What the exercise asks:
Write out the entries verbatim and leave the images out of the copy.
begin Exercise materials
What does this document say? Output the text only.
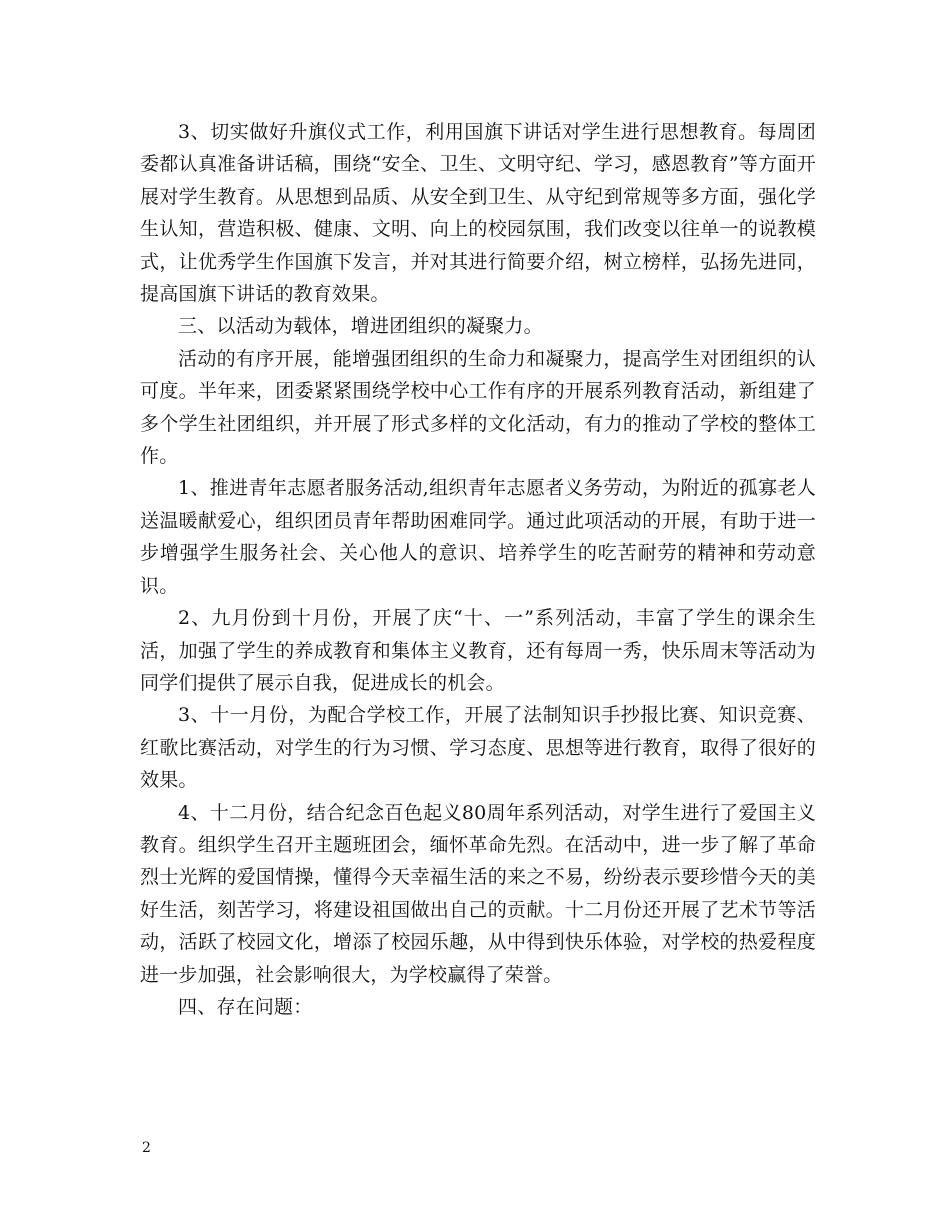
3、切实做好升旗仪式工作，利用国旗下讲话对学生进行思想教育。每周团委都认真准备讲话稿，围绕“安全、卫生、文明守纪、学习，感恩教育”等方面开展对学生教育。从思想到品质、从安全到卫生、从守纪到常规等多方面，强化学生认知，营造积极、健康、文明、向上的校园氛围，我们改变以往单一的说教模式，让优秀学生作国旗下发言，并对其进行简要介绍，树立榜样，弘扬先进同，提高国旗下讲话的教育效果。

三、以活动为载体，增进团组织的凝聚力。

活动的有序开展，能增强团组织的生命力和凝聚力，提高学生对团组织的认可度。半年来，团委紧紧围绕学校中心工作有序的开展系列教育活动，新组建了多个学生社团组织，并开展了形式多样的文化活动，有力的推动了学校的整体工作。

1、推进青年志愿者服务活动,组织青年志愿者义务劳动，为附近的孤寡老人送温暖献爱心，组织团员青年帮助困难同学。通过此项活动的开展，有助于进一步增强学生服务社会、关心他人的意识、培养学生的吃苦耐劳的精神和劳动意识。

2、九月份到十月份，开展了庆“十、一”系列活动，丰富了学生的课余生活，加强了学生的养成教育和集体主义教育，还有每周一秀，快乐周末等活动为同学们提供了展示自我，促进成长的机会。

3、十一月份，为配合学校工作，开展了法制知识手抄报比赛、知识竞赛、红歌比赛活动，对学生的行为习惯、学习态度、思想等进行教育，取得了很好的效果。

4、十二月份，结合纪念百色起义80周年系列活动，对学生进行了爱国主义教育。组织学生召开主题班团会，缅怀革命先烈。在活动中，进一步了解了革命烈士光辉的爱国情操，懂得今天幸福生活的来之不易，纷纷表示要珍惜今天的美好生活，刻苦学习，将建设祖国做出自己的贡献。十二月份还开展了艺术节等活动，活跃了校园文化，增添了校园乐趣，从中得到快乐体验，对学校的热爱程度进一步加强，社会影响很大，为学校赢得了荣誉。

四、存在问题：

2
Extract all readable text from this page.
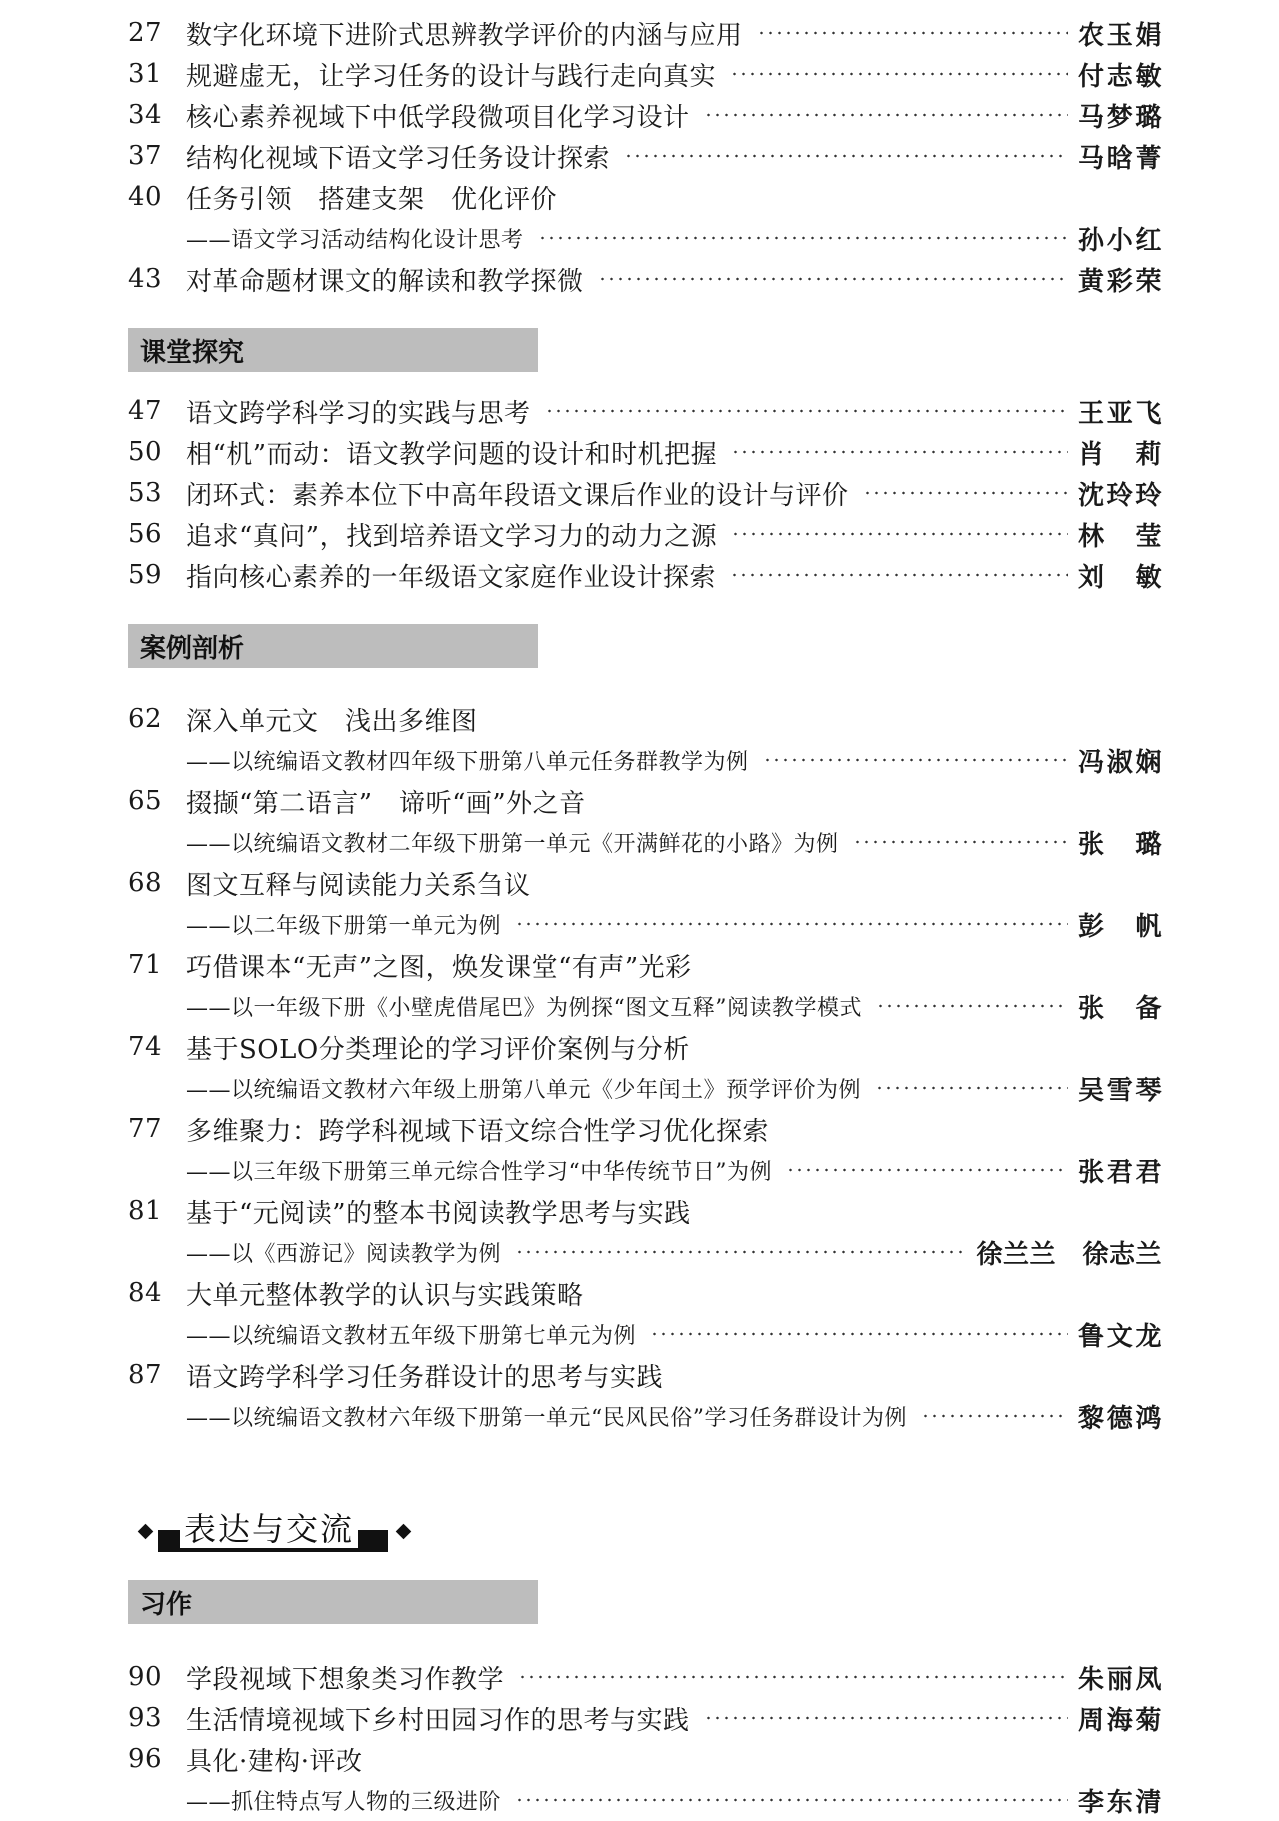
27 数字化环境下进阶式思辨教学评价的内涵与应用	农玉娟
31 规避虚无，让学习任务的设计与践行走向真实	付志敏
34 核心素养视域下中低学段微项目化学习设计	马梦璐
37 结构化视域下语文学习任务设计探索	马晗菁
40 任务引领　搭建支架　优化评价
——语文学习活动结构化设计思考	孙小红
43 对革命题材课文的解读和教学探微	黄彩荣
课堂探究
47 语文跨学科学习的实践与思考	王亚飞
50 相“机”而动：语文教学问题的设计和时机把握	肖　莉
53 闭环式：素养本位下中高年段语文课后作业的设计与评价	沈玲玲
56 追求“真问”，找到培养语文学习力的动力之源	林　莹
59 指向核心素养的一年级语文家庭作业设计探索	刘　敏
案例剖析
62 深入单元文　浅出多维图
——以统编语文教材四年级下册第八单元任务群教学为例	冯淑娴
65 掇撷“第二语言”　谛听“画”外之音
——以统编语文教材二年级下册第一单元《开满鲜花的小路》为例	张　璐
68 图文互释与阅读能力关系刍议
——以二年级下册第一单元为例	彭　帆
71 巧借课本“无声”之图，焕发课堂“有声”光彩
——以一年级下册《小壁虎借尾巴》为例探“图文互释”阅读教学模式	张　备
74 基于SOLO分类理论的学习评价案例与分析
——以统编语文教材六年级上册第八单元《少年闰土》预学评价为例	吴雪琴
77 多维聚力：跨学科视域下语文综合性学习优化探索
——以三年级下册第三单元综合性学习“中华传统节日”为例	张君君
81 基于“元阅读”的整本书阅读教学思考与实践
——以《西游记》阅读教学为例	徐兰兰　徐志兰
84 大单元整体教学的认识与实践策略
——以统编语文教材五年级下册第七单元为例	鲁文龙
87 语文跨学科学习任务群设计的思考与实践
——以统编语文教材六年级下册第一单元“民风民俗”学习任务群设计为例	黎德鸿
习作
90 学段视域下想象类习作教学	朱丽凤
93 生活情境视域下乡村田园习作的思考与实践	周海菊
96 具化·建构·评改
——抓住特点写人物的三级进阶	李东清
表达与交流
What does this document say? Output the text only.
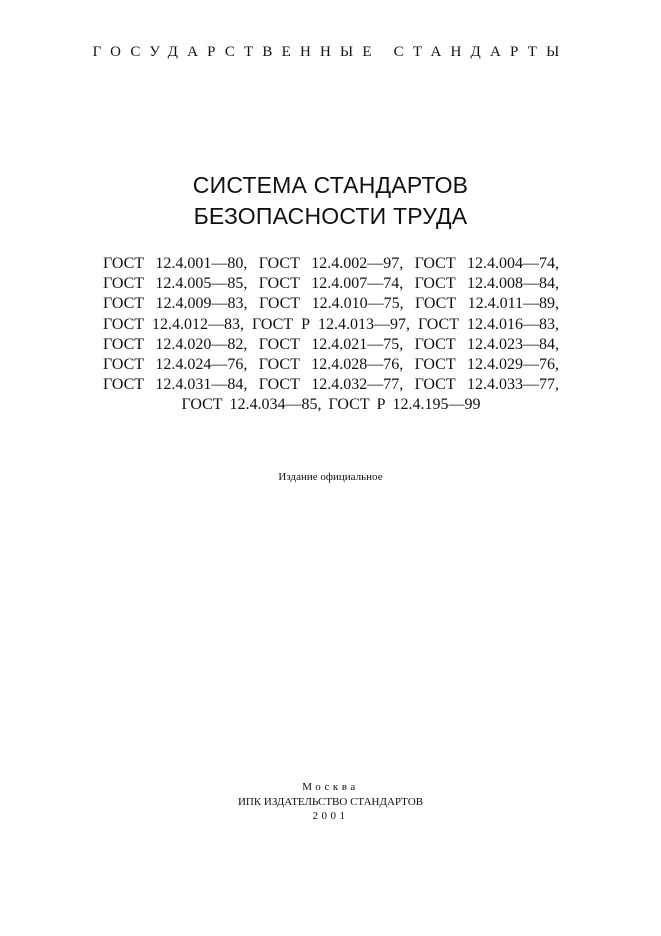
ГОСУДАРСТВЕННЫЕ СТАНДАРТЫ
СИСТЕМА СТАНДАРТОВ
БЕЗОПАСНОСТИ ТРУДА
ГОСТ 12.4.001—80, ГОСТ 12.4.002—97, ГОСТ 12.4.004—74,
ГОСТ 12.4.005—85, ГОСТ 12.4.007—74, ГОСТ 12.4.008—84,
ГОСТ 12.4.009—83, ГОСТ 12.4.010—75, ГОСТ 12.4.011—89,
ГОСТ 12.4.012—83, ГОСТ Р 12.4.013—97, ГОСТ 12.4.016—83,
ГОСТ 12.4.020—82, ГОСТ 12.4.021—75, ГОСТ 12.4.023—84,
ГОСТ 12.4.024—76, ГОСТ 12.4.028—76, ГОСТ 12.4.029—76,
ГОСТ 12.4.031—84, ГОСТ 12.4.032—77, ГОСТ 12.4.033—77,
ГОСТ 12.4.034—85, ГОСТ Р 12.4.195—99
Издание официальное
Москва
ИПК ИЗДАТЕЛЬСТВО СТАНДАРТОВ
2001
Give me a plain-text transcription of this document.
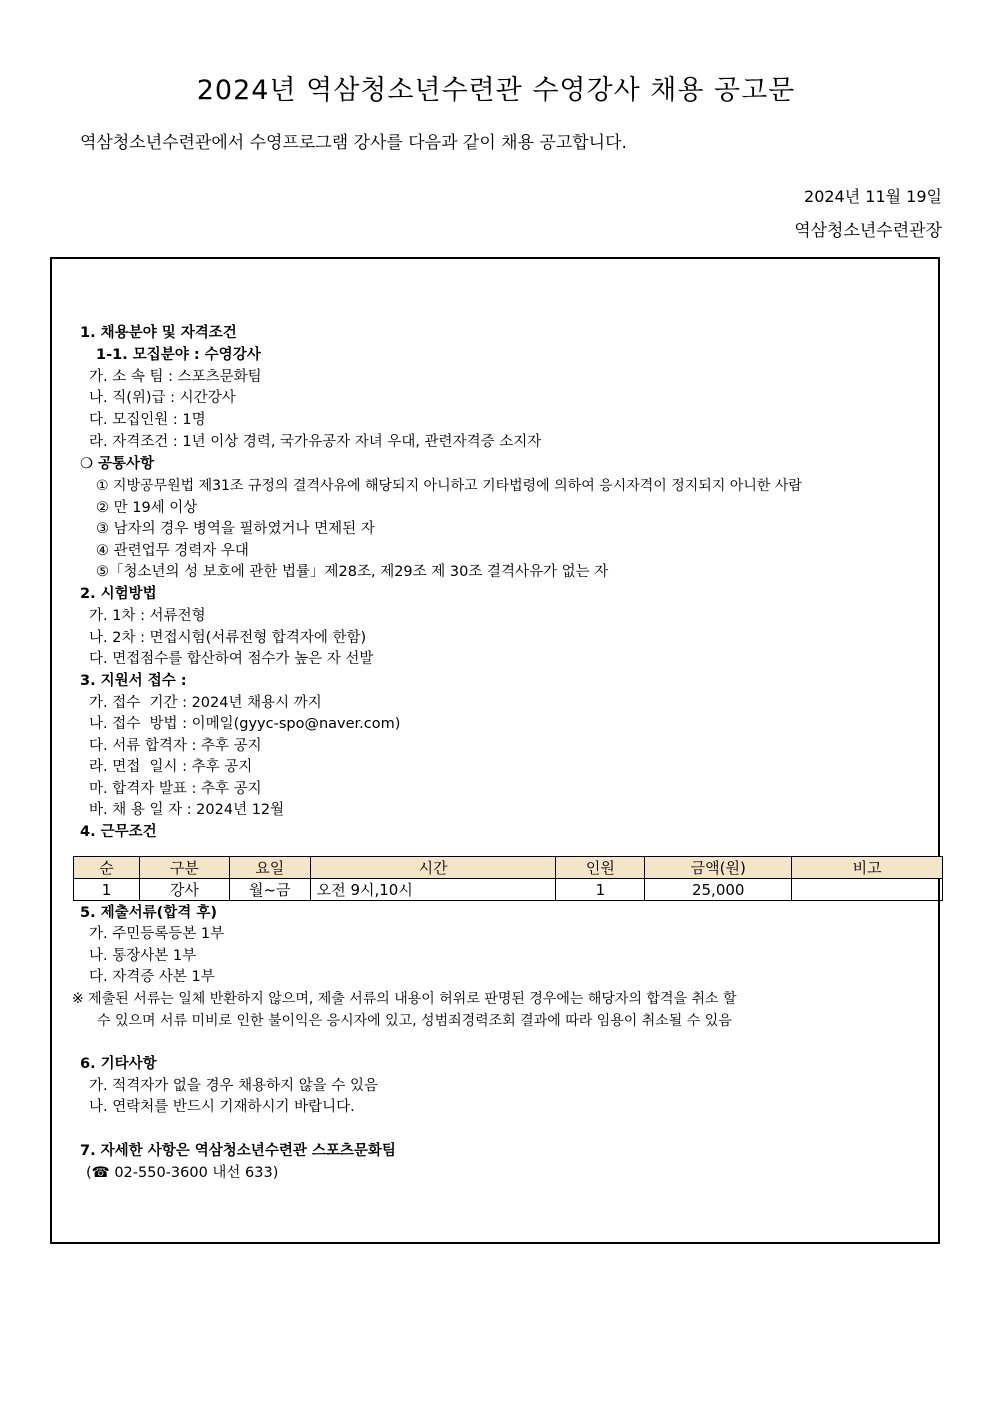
2024년 역삼청소년수련관 수영강사 채용 공고문
역삼청소년수련관에서 수영프로그램 강사를 다음과 같이 채용 공고합니다.
2024년 11월 19일
역삼청소년수련관장
1. 채용분야 및 자격조건
1-1. 모집분야 : 수영강사
가. 소 속 팀 : 스포츠문화팀
나. 직(위)급 : 시간강사
다. 모집인원 : 1명
라. 자격조건 : 1년 이상 경력, 국가유공자 자녀 우대, 관련자격증 소지자
❍ 공통사항
① 지방공무원법 제31조 규정의 결격사유에 해당되지 아니하고 기타법령에 의하여 응시자격이 정지되지 아니한 사람
② 만 19세 이상
③ 남자의 경우 병역을 필하였거나 면제된 자
④ 관련업무 경력자 우대
⑤「청소년의 성 보호에 관한 법률」제28조, 제29조 제 30조 결격사유가 없는 자
2. 시험방법
가. 1차 : 서류전형
나. 2차 : 면접시험(서류전형 합격자에 한함)
다. 면접점수를 합산하여 점수가 높은 자 선발
3. 지원서 접수 :
가. 접수  기간 : 2024년 채용시 까지
나. 접수  방법 : 이메일(gyyc-spo@naver.com)
다. 서류 합격자 : 추후 공지
라. 면접  일시 : 추후 공지
마. 합격자 발표 : 추후 공지
바. 채 용 일 자 : 2024년 12월
4. 근무조건
순	구분	요일	시간	인원	금액(원)	비고
1	강사	월~금	오전 9시,10시	1	25,000	
5. 제출서류(합격 후)
가. 주민등록등본 1부
나. 통장사본 1부
다. 자격증 사본 1부
※ 제출된 서류는 일체 반환하지 않으며, 제출 서류의 내용이 허위로 판명된 경우에는 해당자의 합격을 취소 할
수 있으며 서류 미비로 인한 불이익은 응시자에 있고, 성범죄경력조회 결과에 따라 임용이 취소될 수 있음
6. 기타사항
가. 적격자가 없을 경우 채용하지 않을 수 있음
나. 연락처를 반드시 기재하시기 바랍니다.
7. 자세한 사항은 역삼청소년수련관 스포츠문화팀
(☎ 02-550-3600 내선 633)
end Exercise materials
Output of the task:
What does this document say? Output the text only.
3、切实做好升旗仪式工作，利用国旗下讲话对学生进行思想教育。每周团委都认真准备讲话稿，围绕“安全、卫生、文明守纪、学习，感恩教育”等方面开展对学生教育。从思想到品质、从安全到卫生、从守纪到常规等多方面，强化学生认知，营造积极、健康、文明、向上的校园氛围，我们改变以往单一的说教模式，让优秀学生作国旗下发言，并对其进行简要介绍，树立榜样，弘扬先进同，提高国旗下讲话的教育效果。

三、以活动为载体，增进团组织的凝聚力。

活动的有序开展，能增强团组织的生命力和凝聚力，提高学生对团组织的认可度。半年来，团委紧紧围绕学校中心工作有序的开展系列教育活动，新组建了多个学生社团组织，并开展了形式多样的文化活动，有力的推动了学校的整体工作。

1、推进青年志愿者服务活动,组织青年志愿者义务劳动，为附近的孤寡老人送温暖献爱心，组织团员青年帮助困难同学。通过此项活动的开展，有助于进一步增强学生服务社会、关心他人的意识、培养学生的吃苦耐劳的精神和劳动意识。

2、九月份到十月份，开展了庆“十、一”系列活动，丰富了学生的课余生活，加强了学生的养成教育和集体主义教育，还有每周一秀，快乐周末等活动为同学们提供了展示自我，促进成长的机会。

3、十一月份，为配合学校工作，开展了法制知识手抄报比赛、知识竞赛、红歌比赛活动，对学生的行为习惯、学习态度、思想等进行教育，取得了很好的效果。

4、十二月份，结合纪念百色起义80周年系列活动，对学生进行了爱国主义教育。组织学生召开主题班团会，缅怀革命先烈。在活动中，进一步了解了革命烈士光辉的爱国情操，懂得今天幸福生活的来之不易，纷纷表示要珍惜今天的美好生活，刻苦学习，将建设祖国做出自己的贡献。十二月份还开展了艺术节等活动，活跃了校园文化，增添了校园乐趣，从中得到快乐体验，对学校的热爱程度进一步加强，社会影响很大，为学校赢得了荣誉。

四、存在问题：

2
Extract all readable text from this page.
27 数字化环境下进阶式思辨教学评价的内涵与应用	农玉娟
31 规避虚无，让学习任务的设计与践行走向真实	付志敏
34 核心素养视域下中低学段微项目化学习设计	马梦璐
37 结构化视域下语文学习任务设计探索	马晗菁
40 任务引领　搭建支架　优化评价
——语文学习活动结构化设计思考	孙小红
43 对革命题材课文的解读和教学探微	黄彩荣
课堂探究
47 语文跨学科学习的实践与思考	王亚飞
50 相“机”而动：语文教学问题的设计和时机把握	肖　莉
53 闭环式：素养本位下中高年段语文课后作业的设计与评价	沈玲玲
56 追求“真问”，找到培养语文学习力的动力之源	林　莹
59 指向核心素养的一年级语文家庭作业设计探索	刘　敏
案例剖析
62 深入单元文　浅出多维图
——以统编语文教材四年级下册第八单元任务群教学为例	冯淑娴
65 掇撷“第二语言”　谛听“画”外之音
——以统编语文教材二年级下册第一单元《开满鲜花的小路》为例	张　璐
68 图文互释与阅读能力关系刍议
——以二年级下册第一单元为例	彭　帆
71 巧借课本“无声”之图，焕发课堂“有声”光彩
——以一年级下册《小壁虎借尾巴》为例探“图文互释”阅读教学模式	张　备
74 基于SOLO分类理论的学习评价案例与分析
——以统编语文教材六年级上册第八单元《少年闰土》预学评价为例	吴雪琴
77 多维聚力：跨学科视域下语文综合性学习优化探索
——以三年级下册第三单元综合性学习“中华传统节日”为例	张君君
81 基于“元阅读”的整本书阅读教学思考与实践
——以《西游记》阅读教学为例	徐兰兰　徐志兰
84 大单元整体教学的认识与实践策略
——以统编语文教材五年级下册第七单元为例	鲁文龙
87 语文跨学科学习任务群设计的思考与实践
——以统编语文教材六年级下册第一单元“民风民俗”学习任务群设计为例	黎德鸿
习作
90 学段视域下想象类习作教学	朱丽凤
93 生活情境视域下乡村田园习作的思考与实践	周海菊
96 具化·建构·评改
——抓住特点写人物的三级进阶	李东清
表达与交流
What does this document say? Output the text only.
ГОСУДАРСТВЕННЫЕ СТАНДАРТЫ
СИСТЕМА СТАНДАРТОВ
БЕЗОПАСНОСТИ ТРУДА
ГОСТ 12.4.001—80, ГОСТ 12.4.002—97, ГОСТ 12.4.004—74,
ГОСТ 12.4.005—85, ГОСТ 12.4.007—74, ГОСТ 12.4.008—84,
ГОСТ 12.4.009—83, ГОСТ 12.4.010—75, ГОСТ 12.4.011—89,
ГОСТ 12.4.012—83, ГОСТ Р 12.4.013—97, ГОСТ 12.4.016—83,
ГОСТ 12.4.020—82, ГОСТ 12.4.021—75, ГОСТ 12.4.023—84,
ГОСТ 12.4.024—76, ГОСТ 12.4.028—76, ГОСТ 12.4.029—76,
ГОСТ 12.4.031—84, ГОСТ 12.4.032—77, ГОСТ 12.4.033—77,
ГОСТ 12.4.034—85, ГОСТ Р 12.4.195—99
Издание официальное
Москва
ИПК ИЗДАТЕЛЬСТВО СТАНДАРТОВ
2001
Give me a plain-text transcription of this document.
2024년 역삼청소년수련관 수영강사 채용 공고문
역삼청소년수련관에서 수영프로그램 강사를 다음과 같이 채용 공고합니다.
2024년 11월 19일
역삼청소년수련관장
1. 채용분야 및 자격조건
1-1. 모집분야 : 수영강사
가. 소 속 팀 : 스포츠문화팀
나. 직(위)급 : 시간강사
다. 모집인원 : 1명
라. 자격조건 : 1년 이상 경력, 국가유공자 자녀 우대, 관련자격증 소지자
❍ 공통사항
① 지방공무원법 제31조 규정의 결격사유에 해당되지 아니하고 기타법령에 의하여 응시자격이 정지되지 아니한 사람
② 만 19세 이상
③ 남자의 경우 병역을 필하였거나 면제된 자
④ 관련업무 경력자 우대
⑤「청소년의 성 보호에 관한 법률」제28조, 제29조 제 30조 결격사유가 없는 자
2. 시험방법
가. 1차 : 서류전형
나. 2차 : 면접시험(서류전형 합격자에 한함)
다. 면접점수를 합산하여 점수가 높은 자 선발
3. 지원서 접수 :
가. 접수  기간 : 2024년 채용시 까지
나. 접수  방법 : 이메일(gyyc-spo@naver.com)
다. 서류 합격자 : 추후 공지
라. 면접  일시 : 추후 공지
마. 합격자 발표 : 추후 공지
바. 채 용 일 자 : 2024년 12월
4. 근무조건
순	구분	요일	시간	인원	금액(원)	비고
1	강사	월~금	오전 9시,10시	1	25,000	
5. 제출서류(합격 후)
가. 주민등록등본 1부
나. 통장사본 1부
다. 자격증 사본 1부
※ 제출된 서류는 일체 반환하지 않으며, 제출 서류의 내용이 허위로 판명된 경우에는 해당자의 합격을 취소 할
수 있으며 서류 미비로 인한 불이익은 응시자에 있고, 성범죄경력조회 결과에 따라 임용이 취소될 수 있음
6. 기타사항
가. 적격자가 없을 경우 채용하지 않을 수 있음
나. 연락처를 반드시 기재하시기 바랍니다.
7. 자세한 사항은 역삼청소년수련관 스포츠문화팀
(☎ 02-550-3600 내선 633)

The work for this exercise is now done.